The problem: Search the listing for "this" and copy every line where it appears.

Stored records

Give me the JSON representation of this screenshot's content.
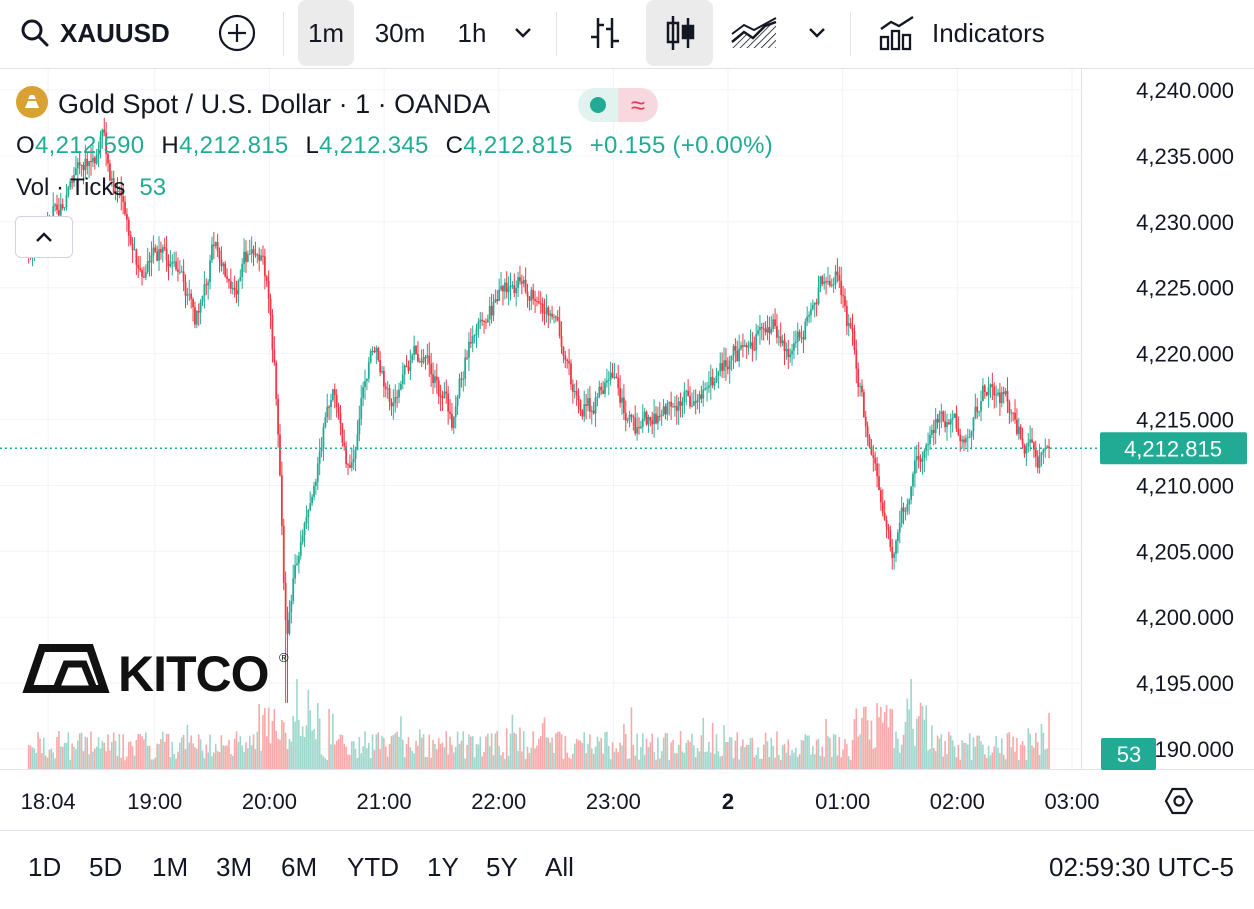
{
  "toolbar": {
    "symbol": "XAUUSD",
    "intervals": [
      "1m",
      "30m",
      "1h"
    ],
    "active_interval": "1m",
    "indicators_label": "Indicators"
  },
  "legend": {
    "title": "Gold Spot / U.S. Dollar · 1 · OANDA",
    "o_label": "O",
    "o_value": "4,212.590",
    "h_label": "H",
    "h_value": "4,212.815",
    "l_label": "L",
    "l_value": "4,212.345",
    "c_label": "C",
    "c_value": "4,212.815",
    "change": "+0.155 (+0.00%)",
    "vol_label": "Vol · Ticks",
    "vol_value": "53",
    "wave_symbol": "≈"
  },
  "watermark": {
    "text": "KITCO",
    "registered": "®"
  },
  "price_axis": {
    "labels": [
      "4,240.000",
      "4,235.000",
      "4,230.000",
      "4,225.000",
      "4,220.000",
      "4,215.000",
      "4,210.000",
      "4,205.000",
      "4,200.000",
      "4,195.000",
      "4,190.000"
    ],
    "current_price": "4,212.815",
    "current_volume": "53"
  },
  "time_axis": {
    "labels": [
      "18:04",
      "19:00",
      "20:00",
      "21:00",
      "22:00",
      "23:00",
      "2",
      "01:00",
      "02:00",
      "03:00"
    ]
  },
  "ranges": [
    "1D",
    "5D",
    "1M",
    "3M",
    "6M",
    "YTD",
    "1Y",
    "5Y",
    "All"
  ],
  "clock": "02:59:30 UTC-5",
  "colors": {
    "up": "#22ab94",
    "down": "#f23645",
    "up_vol": "#9fd6cc",
    "down_vol": "#f7a9a7"
  },
  "chart_data": {
    "type": "candlestick",
    "title": "Gold Spot / U.S. Dollar · 1 · OANDA",
    "interval": "1m",
    "ylim": [
      4187.5,
      4242
    ],
    "x_range_hours": [
      18.0,
      3.0
    ],
    "last_close": 4212.815,
    "path_points": [
      [
        18.0,
        4228.0
      ],
      [
        18.3,
        4234.0
      ],
      [
        18.55,
        4236.0
      ],
      [
        18.7,
        4231.0
      ],
      [
        18.85,
        4226.0
      ],
      [
        19.0,
        4228.0
      ],
      [
        19.15,
        4227.0
      ],
      [
        19.35,
        4222.0
      ],
      [
        19.5,
        4228.0
      ],
      [
        19.7,
        4225.0
      ],
      [
        19.9,
        4229.0
      ],
      [
        19.97,
        4226.0
      ],
      [
        20.05,
        4218.0
      ],
      [
        20.1,
        4209.0
      ],
      [
        20.15,
        4198.0
      ],
      [
        20.25,
        4205.0
      ],
      [
        20.45,
        4213.0
      ],
      [
        20.55,
        4218.0
      ],
      [
        20.7,
        4211.0
      ],
      [
        20.8,
        4216.0
      ],
      [
        20.9,
        4220.0
      ],
      [
        21.1,
        4216.0
      ],
      [
        21.3,
        4220.0
      ],
      [
        21.6,
        4215.0
      ],
      [
        21.8,
        4223.0
      ],
      [
        22.0,
        4224.0
      ],
      [
        22.2,
        4226.0
      ],
      [
        22.45,
        4223.0
      ],
      [
        22.65,
        4217.0
      ],
      [
        22.8,
        4216.0
      ],
      [
        23.0,
        4218.0
      ],
      [
        23.2,
        4214.0
      ],
      [
        23.5,
        4216.0
      ],
      [
        23.8,
        4217.0
      ],
      [
        24.1,
        4220.0
      ],
      [
        24.4,
        4223.0
      ],
      [
        24.55,
        4220.0
      ],
      [
        24.8,
        4225.0
      ],
      [
        24.95,
        4226.0
      ],
      [
        25.1,
        4220.0
      ],
      [
        25.25,
        4212.0
      ],
      [
        25.45,
        4205.0
      ],
      [
        25.6,
        4210.0
      ],
      [
        25.8,
        4215.0
      ],
      [
        26.05,
        4214.0
      ],
      [
        26.3,
        4219.0
      ],
      [
        26.5,
        4215.0
      ],
      [
        26.7,
        4211.0
      ],
      [
        26.8,
        4212.8
      ]
    ],
    "volume_range": [
      0,
      85
    ],
    "series": [
      {
        "name": "Gold Spot / U.S. Dollar",
        "kind": "candles"
      },
      {
        "name": "Vol · Ticks",
        "kind": "volume",
        "last_value": 53
      }
    ]
  }
}
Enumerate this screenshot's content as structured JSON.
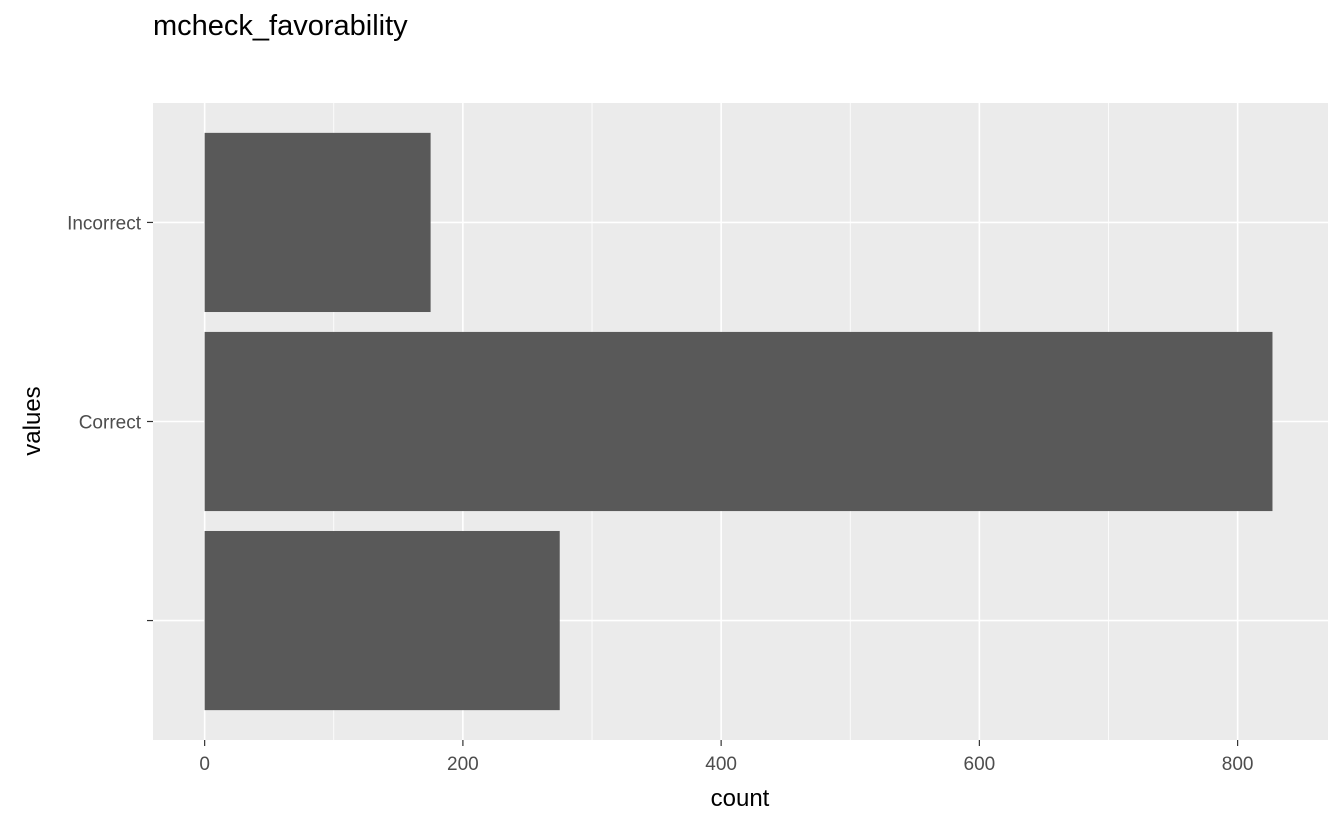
{
  "chart_data": {
    "type": "bar",
    "orientation": "horizontal",
    "title": "mcheck_favorability",
    "xlabel": "count",
    "ylabel": "values",
    "categories": [
      "",
      "Correct",
      "Incorrect"
    ],
    "values": [
      275,
      827,
      175
    ],
    "xlim": [
      -40,
      870
    ],
    "x_ticks": [
      0,
      200,
      400,
      600,
      800
    ],
    "x_minor": [
      100,
      300,
      500,
      700
    ],
    "grid": true,
    "legend": "none",
    "colors": {
      "bar": "#595959",
      "panel": "#ebebeb",
      "grid": "#ffffff",
      "tick_text": "#4d4d4d"
    }
  }
}
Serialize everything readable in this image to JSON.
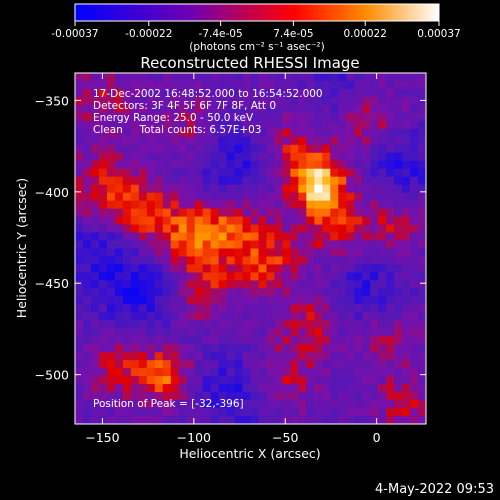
{
  "colorbar": {
    "ticks": [
      "-0.00037",
      "-0.00022",
      "-7.4e-05",
      "7.4e-05",
      "0.00022",
      "0.00037"
    ],
    "tick_values": [
      -0.00037,
      -0.00022,
      -7.4e-05,
      7.4e-05,
      0.00022,
      0.00037
    ],
    "range": [
      -0.00037,
      0.00037
    ],
    "unit_label": "(photons cm⁻² s⁻¹ asec⁻²)",
    "colors": [
      "#0000ff",
      "#7000b0",
      "#ff0000",
      "#ff8c00",
      "#ffffff"
    ]
  },
  "chart_data": {
    "type": "heatmap",
    "title": "Reconstructed RHESSI Image",
    "xlabel": "Heliocentric X (arcsec)",
    "ylabel": "Heliocentric Y (arcsec)",
    "xlim": [
      -165,
      27
    ],
    "ylim": [
      -527,
      -335
    ],
    "x_ticks": [
      -150,
      -100,
      -50,
      0
    ],
    "y_ticks": [
      -350,
      -400,
      -450,
      -500
    ],
    "annotations": [
      "17-Dec-2002 16:48:52.000 to 16:54:52.000",
      "Detectors: 3F 4F 5F 6F 7F 8F, Att 0",
      "Energy Range: 25.0 - 50.0 keV",
      "Clean     Total counts: 6.57E+03"
    ],
    "peak_label": "Position of Peak = [-32,-396]",
    "peak": [
      -32,
      -396
    ],
    "blobs": [
      {
        "x": -32,
        "y": -396,
        "a": 1.0,
        "s": 10
      },
      {
        "x": -48,
        "y": -378,
        "a": 0.55,
        "s": 14
      },
      {
        "x": -22,
        "y": -422,
        "a": 0.55,
        "s": 16
      },
      {
        "x": -80,
        "y": -420,
        "a": 0.65,
        "s": 14
      },
      {
        "x": -105,
        "y": -425,
        "a": 0.6,
        "s": 13
      },
      {
        "x": -128,
        "y": -410,
        "a": 0.5,
        "s": 12
      },
      {
        "x": -150,
        "y": -400,
        "a": 0.5,
        "s": 14
      },
      {
        "x": -95,
        "y": -455,
        "a": 0.45,
        "s": 12
      },
      {
        "x": -60,
        "y": -440,
        "a": 0.5,
        "s": 12
      },
      {
        "x": -35,
        "y": -470,
        "a": 0.45,
        "s": 12
      },
      {
        "x": -115,
        "y": -500,
        "a": 0.7,
        "s": 10
      },
      {
        "x": -140,
        "y": -495,
        "a": 0.45,
        "s": 12
      },
      {
        "x": -5,
        "y": -360,
        "a": 0.45,
        "s": 12
      },
      {
        "x": 10,
        "y": -420,
        "a": 0.35,
        "s": 12
      },
      {
        "x": -50,
        "y": -500,
        "a": 0.4,
        "s": 12
      },
      {
        "x": 5,
        "y": -480,
        "a": 0.35,
        "s": 12
      },
      {
        "x": -100,
        "y": -365,
        "a": 0.35,
        "s": 12
      },
      {
        "x": -150,
        "y": -350,
        "a": 0.35,
        "s": 12
      },
      {
        "x": 15,
        "y": -515,
        "a": 0.4,
        "s": 10
      },
      {
        "x": -75,
        "y": -385,
        "a": -0.55,
        "s": 18
      },
      {
        "x": -130,
        "y": -455,
        "a": -0.5,
        "s": 18
      },
      {
        "x": -10,
        "y": -450,
        "a": -0.5,
        "s": 18
      },
      {
        "x": -80,
        "y": -510,
        "a": -0.45,
        "s": 16
      },
      {
        "x": -20,
        "y": -345,
        "a": -0.3,
        "s": 14
      },
      {
        "x": 15,
        "y": -385,
        "a": -0.45,
        "s": 14
      },
      {
        "x": -155,
        "y": -430,
        "a": -0.4,
        "s": 14
      }
    ]
  },
  "footer": {
    "timestamp": "4-May-2022 09:53"
  }
}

Answer to the exercise:
Give me the JSON representation of this screenshot's content.
Enumerate this screenshot's content as structured JSON.
Serialize everything readable in this image to JSON.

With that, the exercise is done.